**TEXTE DE LA PAGE**
Les enfants (verset charnière dans Luc 18)

"Et Jésus les appela, et dit : Laissez venir à moi les petits enfants, et ne les en empêchez pas; car le royaume de Dieu est pour ceux qui leur ressemblent. Je vous le dis en vérité, quiconque ne recevra pas le royaume de Dieu comme un petit enfant n'y entrera point."

Le petit enfant, comment le définir ?

La perception qu’on en a, varie fortement selon les cultures et les époques.

Il n’est pas un adulte en miniature, ni un animal à domestiquer.

Les petits enfants sont des êtres humains à part entière, et c’est ce que Jésus semble dire. Mais au temps du Christ, et à bien des égards à celui d’aujourd’hui, ils sont considérés comme des choses dont la vie dépend entièrement de nos choix et de nos décisions d’adultes.

Quoi qu’il en soit, ce qui les caractérise fortement, c’est cette confiance, cette crédulité naïve et paisible dont ils font preuve premièrement.

Les petits enfants dont le Christ parle sont nus comme au temps d’Adam avant que l’interdit n’ait été bravé. Ils sont vulnérables et sans puissance, mais ils ne le savent pas et par conséquent, ils ne se cachent pas.
Ils viennent vers l’adulte en étant vrai, et avec innocence. Il ne leur vient pas à l’esprit qu’ils pourraient être rejetés.
Ils demandent. Ils ne répugnent jamais à demander quoi que ce soit dont ils auraient besoin ou envie, ils le font tout naturellement.
Ils reçoivent avec simplicité. Il ne cherche pas à mériter ce qu’ils reçoivent, et ne "tirent pas des plans sur la comète" pour savoir comment ils vont pouvoir rendre l’équivalent de ce qu’ils ont reçu.

**CONSIGNE 1**
Modifiez les entrées depuis la ligne contenant "For every button, label, input, icon, or" jusqu'à celle contenant "- allocation-bars: [218, 142, 1805, 765]" incluse en remplaçant "region-name" par "region-label". Ne changez rien d'autre.

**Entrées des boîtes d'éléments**
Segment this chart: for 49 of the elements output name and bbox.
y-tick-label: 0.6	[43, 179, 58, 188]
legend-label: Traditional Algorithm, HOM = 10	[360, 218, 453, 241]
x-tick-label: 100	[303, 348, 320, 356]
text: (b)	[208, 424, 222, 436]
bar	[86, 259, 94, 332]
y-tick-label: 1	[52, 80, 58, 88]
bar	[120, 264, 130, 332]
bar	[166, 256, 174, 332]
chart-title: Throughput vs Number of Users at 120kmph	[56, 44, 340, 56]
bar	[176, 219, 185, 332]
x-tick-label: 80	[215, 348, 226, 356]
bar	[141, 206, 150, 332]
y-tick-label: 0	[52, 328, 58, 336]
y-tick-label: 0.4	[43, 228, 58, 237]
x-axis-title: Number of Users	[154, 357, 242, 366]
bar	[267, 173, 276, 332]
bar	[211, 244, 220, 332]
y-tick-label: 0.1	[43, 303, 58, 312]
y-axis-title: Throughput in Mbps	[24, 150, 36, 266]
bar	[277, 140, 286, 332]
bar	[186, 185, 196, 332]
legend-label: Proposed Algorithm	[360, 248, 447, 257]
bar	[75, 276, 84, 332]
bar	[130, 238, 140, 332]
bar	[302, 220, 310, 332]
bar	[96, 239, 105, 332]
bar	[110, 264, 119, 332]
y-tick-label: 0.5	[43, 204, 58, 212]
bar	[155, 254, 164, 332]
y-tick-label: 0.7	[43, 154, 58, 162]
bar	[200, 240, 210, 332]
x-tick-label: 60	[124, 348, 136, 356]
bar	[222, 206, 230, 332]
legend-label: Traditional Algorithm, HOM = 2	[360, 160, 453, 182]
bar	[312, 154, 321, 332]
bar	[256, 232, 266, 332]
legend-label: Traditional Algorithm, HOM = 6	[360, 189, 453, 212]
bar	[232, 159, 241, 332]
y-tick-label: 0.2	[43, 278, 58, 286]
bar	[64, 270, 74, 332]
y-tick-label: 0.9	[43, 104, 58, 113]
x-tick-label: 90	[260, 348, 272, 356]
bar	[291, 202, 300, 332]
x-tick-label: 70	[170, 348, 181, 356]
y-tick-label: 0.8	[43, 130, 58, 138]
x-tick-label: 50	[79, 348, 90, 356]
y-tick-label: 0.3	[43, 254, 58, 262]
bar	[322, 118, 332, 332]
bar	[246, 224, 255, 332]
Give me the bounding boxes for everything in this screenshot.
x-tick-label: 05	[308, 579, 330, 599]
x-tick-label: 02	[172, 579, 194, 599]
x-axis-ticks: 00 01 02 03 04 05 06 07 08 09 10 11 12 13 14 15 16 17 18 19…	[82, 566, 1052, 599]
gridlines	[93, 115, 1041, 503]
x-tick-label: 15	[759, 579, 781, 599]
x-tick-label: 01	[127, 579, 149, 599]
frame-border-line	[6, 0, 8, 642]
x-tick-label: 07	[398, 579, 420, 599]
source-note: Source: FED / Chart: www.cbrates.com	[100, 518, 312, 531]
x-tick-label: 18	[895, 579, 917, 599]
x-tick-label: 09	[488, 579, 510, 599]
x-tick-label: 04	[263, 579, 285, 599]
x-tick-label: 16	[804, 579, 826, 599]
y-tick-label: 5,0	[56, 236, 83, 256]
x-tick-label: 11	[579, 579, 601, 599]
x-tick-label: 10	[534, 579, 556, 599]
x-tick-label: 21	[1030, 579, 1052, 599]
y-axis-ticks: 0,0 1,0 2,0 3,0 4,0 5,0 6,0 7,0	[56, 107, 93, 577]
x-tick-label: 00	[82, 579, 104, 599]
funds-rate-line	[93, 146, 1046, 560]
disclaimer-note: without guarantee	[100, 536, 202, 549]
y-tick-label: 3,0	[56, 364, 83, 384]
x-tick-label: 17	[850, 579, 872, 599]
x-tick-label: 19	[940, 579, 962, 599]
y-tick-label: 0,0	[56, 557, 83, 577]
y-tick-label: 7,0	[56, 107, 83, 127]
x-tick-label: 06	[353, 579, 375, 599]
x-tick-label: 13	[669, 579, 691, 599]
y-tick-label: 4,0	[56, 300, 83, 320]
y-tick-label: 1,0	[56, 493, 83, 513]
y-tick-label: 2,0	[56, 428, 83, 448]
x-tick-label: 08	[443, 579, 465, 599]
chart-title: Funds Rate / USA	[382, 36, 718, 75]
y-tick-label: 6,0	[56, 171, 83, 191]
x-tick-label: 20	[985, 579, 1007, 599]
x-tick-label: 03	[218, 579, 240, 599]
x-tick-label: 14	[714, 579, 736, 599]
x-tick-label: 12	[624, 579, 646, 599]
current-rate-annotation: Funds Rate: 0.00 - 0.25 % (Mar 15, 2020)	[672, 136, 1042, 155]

--

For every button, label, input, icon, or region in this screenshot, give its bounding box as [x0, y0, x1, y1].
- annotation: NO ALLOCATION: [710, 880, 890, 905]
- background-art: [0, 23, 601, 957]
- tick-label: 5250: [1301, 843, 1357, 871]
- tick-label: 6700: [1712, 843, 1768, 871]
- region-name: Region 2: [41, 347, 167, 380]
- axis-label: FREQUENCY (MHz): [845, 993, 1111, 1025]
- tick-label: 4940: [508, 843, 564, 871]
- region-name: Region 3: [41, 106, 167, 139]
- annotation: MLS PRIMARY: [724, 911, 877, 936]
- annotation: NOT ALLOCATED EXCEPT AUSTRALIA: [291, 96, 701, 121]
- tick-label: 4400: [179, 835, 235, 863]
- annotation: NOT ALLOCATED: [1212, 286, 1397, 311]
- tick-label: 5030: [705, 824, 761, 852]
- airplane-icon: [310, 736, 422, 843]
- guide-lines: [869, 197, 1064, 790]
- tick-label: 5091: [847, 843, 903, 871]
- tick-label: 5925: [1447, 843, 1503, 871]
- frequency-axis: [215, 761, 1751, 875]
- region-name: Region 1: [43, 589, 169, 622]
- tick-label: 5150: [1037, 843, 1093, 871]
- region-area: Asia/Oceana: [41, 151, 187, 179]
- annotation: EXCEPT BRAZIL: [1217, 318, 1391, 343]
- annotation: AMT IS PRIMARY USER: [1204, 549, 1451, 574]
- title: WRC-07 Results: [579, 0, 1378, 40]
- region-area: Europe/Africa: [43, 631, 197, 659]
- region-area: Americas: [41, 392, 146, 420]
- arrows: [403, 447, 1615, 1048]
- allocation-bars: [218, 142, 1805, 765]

**CONSIGNE 2**
Retranscrivez intégralement le texte sur les enfants dans Luc 18.

**RÉPONSE COMPLÈTE 1**
For every button, label, input, icon, or region in this screenshot, give its bounding box as [x0, y0, x1, y1].
- annotation: NO ALLOCATION: [710, 880, 890, 905]
- background-art: [0, 23, 601, 957]
- tick-label: 5250: [1301, 843, 1357, 871]
- tick-label: 6700: [1712, 843, 1768, 871]
- region-label: Region 2: [41, 347, 167, 380]
- axis-label: FREQUENCY (MHz): [845, 993, 1111, 1025]
- tick-label: 4940: [508, 843, 564, 871]
- region-label: Region 3: [41, 106, 167, 139]
- annotation: MLS PRIMARY: [724, 911, 877, 936]
- annotation: NOT ALLOCATED EXCEPT AUSTRALIA: [291, 96, 701, 121]
- tick-label: 4400: [179, 835, 235, 863]
- annotation: NOT ALLOCATED: [1212, 286, 1397, 311]
- tick-label: 5030: [705, 824, 761, 852]
- airplane-icon: [310, 736, 422, 843]
- guide-lines: [869, 197, 1064, 790]
- tick-label: 5091: [847, 843, 903, 871]
- tick-label: 5925: [1447, 843, 1503, 871]
- frequency-axis: [215, 761, 1751, 875]
- region-label: Region 1: [43, 589, 169, 622]
- tick-label: 5150: [1037, 843, 1093, 871]
- region-area: Asia/Oceana: [41, 151, 187, 179]
- annotation: EXCEPT BRAZIL: [1217, 318, 1391, 343]
- annotation: AMT IS PRIMARY USER: [1204, 549, 1451, 574]
- title: WRC-07 Results: [579, 0, 1378, 40]
- region-area: Europe/Africa: [43, 631, 197, 659]
- region-area: Americas: [41, 392, 146, 420]
- arrows: [403, 447, 1615, 1048]
- allocation-bars: [218, 142, 1805, 765]

**RÉPONSE COMPLÈTE 2**
Les enfants (verset charnière dans Luc 18)

"Et Jésus les appela, et dit : Laissez venir à moi les petits enfants, et ne les en empêchez pas; car le royaume de Dieu est pour ceux qui leur ressemblent. Je vous le dis en vérité, quiconque ne recevra pas le royaume de Dieu comme un petit enfant n'y entrera point."

Le petit enfant, comment le définir ?

La perception qu’on en a, varie fortement selon les cultures et les époques.

Il n’est pas un adulte en miniature, ni un animal à domestiquer.

Les petits enfants sont des êtres humains à part entière, et c’est ce que Jésus semble dire. Mais au temps du Christ, et à bien des égards à celui d’aujourd’hui, ils sont considérés comme des choses dont la vie dépend entièrement de nos choix et de nos décisions d’adultes.

Quoi qu’il en soit, ce qui les caractérise fortement, c’est cette confiance, cette crédulité naïve et paisible dont ils font preuve premièrement.

Les petits enfants dont le Christ parle sont nus comme au temps d’Adam avant que l’interdit n’ait été bravé. Ils sont vulnérables et sans puissance, mais ils ne le savent pas et par conséquent, ils ne se cachent pas.
Ils viennent vers l’adulte en étant vrai, et avec innocence. Il ne leur vient pas à l’esprit qu’ils pourraient être rejetés.
Ils demandent. Ils ne répugnent jamais à demander quoi que ce soit dont ils auraient besoin ou envie, ils le font tout naturellement.
Ils reçoivent avec simplicité. Il ne cherche pas à mériter ce qu’ils reçoivent, et ne "tirent pas des plans sur la comète" pour savoir comment ils vont pouvoir rendre l’équivalent de ce qu’ils ont reçu.